What this task involves
Write out the listing below in full and exactly, leaving out every picture.

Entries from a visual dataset

>>

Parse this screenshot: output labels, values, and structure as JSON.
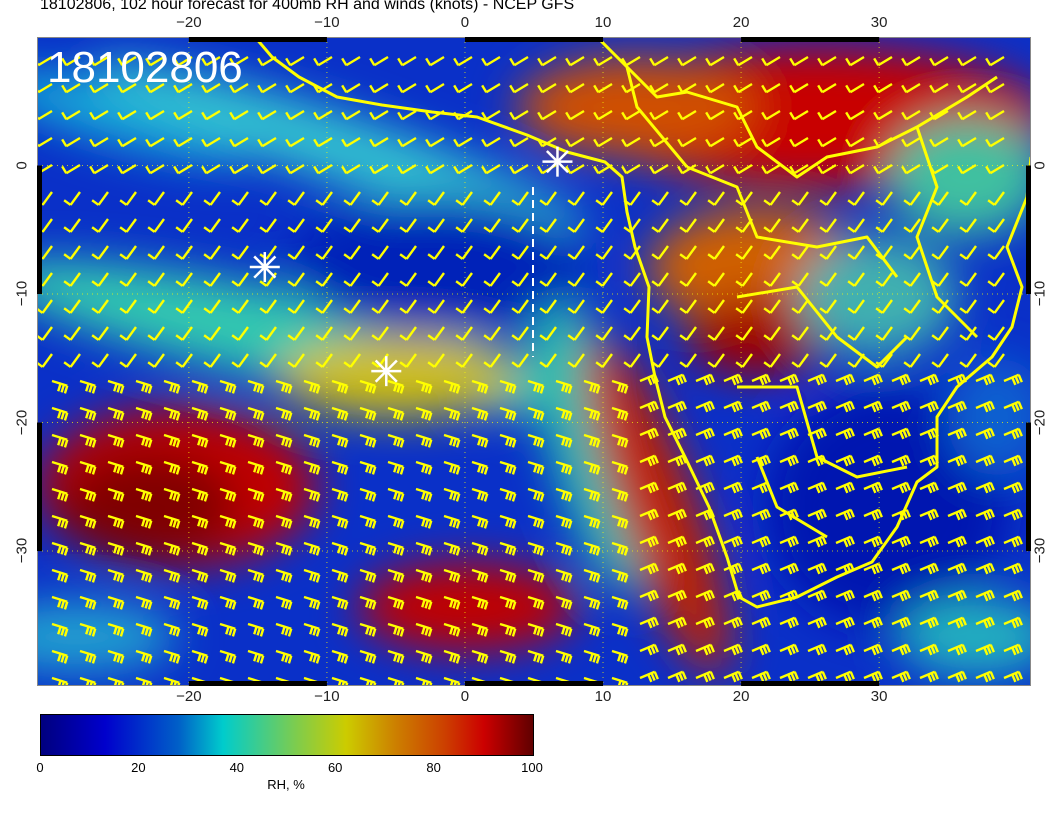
{
  "title": "18102806, 102 hour forecast for 400mb RH and winds (knots) - NCEP GFS",
  "stamp": "18102806",
  "map": {
    "field": "400mb relative humidity",
    "overlay": "wind barbs (knots), coastlines and country borders in yellow",
    "lon_range": [
      -31,
      41
    ],
    "lat_range": [
      -40.5,
      10
    ],
    "lon_ticks": [
      "−20",
      "−10",
      "0",
      "10",
      "20",
      "30"
    ],
    "lat_ticks": [
      "0",
      "−10",
      "−20",
      "−30"
    ],
    "markers": [
      {
        "type": "star",
        "lon": -14.5,
        "lat": -7.9
      },
      {
        "type": "star",
        "lon": -5.7,
        "lat": -16
      },
      {
        "type": "star",
        "lon": 6.7,
        "lat": 0.3
      }
    ],
    "colors": {
      "coast": "#ffff00",
      "barb": "#ffff00",
      "marker": "#ffffff"
    }
  },
  "colorbar": {
    "label": "RH, %",
    "ticks": [
      "0",
      "20",
      "40",
      "60",
      "80",
      "100"
    ],
    "range": [
      0,
      100
    ]
  }
}
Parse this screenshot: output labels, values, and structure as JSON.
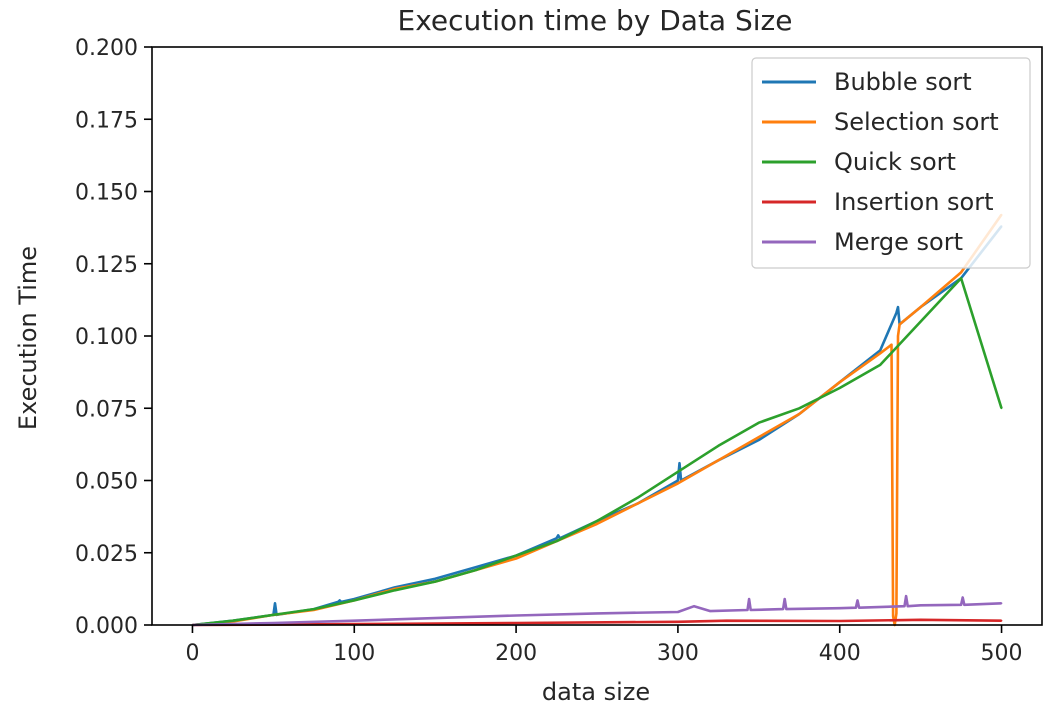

<<

Response to this exercise
Parse this screenshot: output labels, values, and structure as JSON.
{
  "title": "18102806, 102 hour forecast for 400mb RH and winds (knots) - NCEP GFS",
  "stamp": "18102806",
  "map": {
    "field": "400mb relative humidity",
    "overlay": "wind barbs (knots), coastlines and country borders in yellow",
    "lon_range": [
      -31,
      41
    ],
    "lat_range": [
      -40.5,
      10
    ],
    "lon_ticks": [
      "−20",
      "−10",
      "0",
      "10",
      "20",
      "30"
    ],
    "lat_ticks": [
      "0",
      "−10",
      "−20",
      "−30"
    ],
    "markers": [
      {
        "type": "star",
        "lon": -14.5,
        "lat": -7.9
      },
      {
        "type": "star",
        "lon": -5.7,
        "lat": -16
      },
      {
        "type": "star",
        "lon": 6.7,
        "lat": 0.3
      }
    ],
    "colors": {
      "coast": "#ffff00",
      "barb": "#ffff00",
      "marker": "#ffffff"
    }
  },
  "colorbar": {
    "label": "RH, %",
    "ticks": [
      "0",
      "20",
      "40",
      "60",
      "80",
      "100"
    ],
    "range": [
      0,
      100
    ]
  }
}
Parse this screenshot: output labels, values, and structure as JSON.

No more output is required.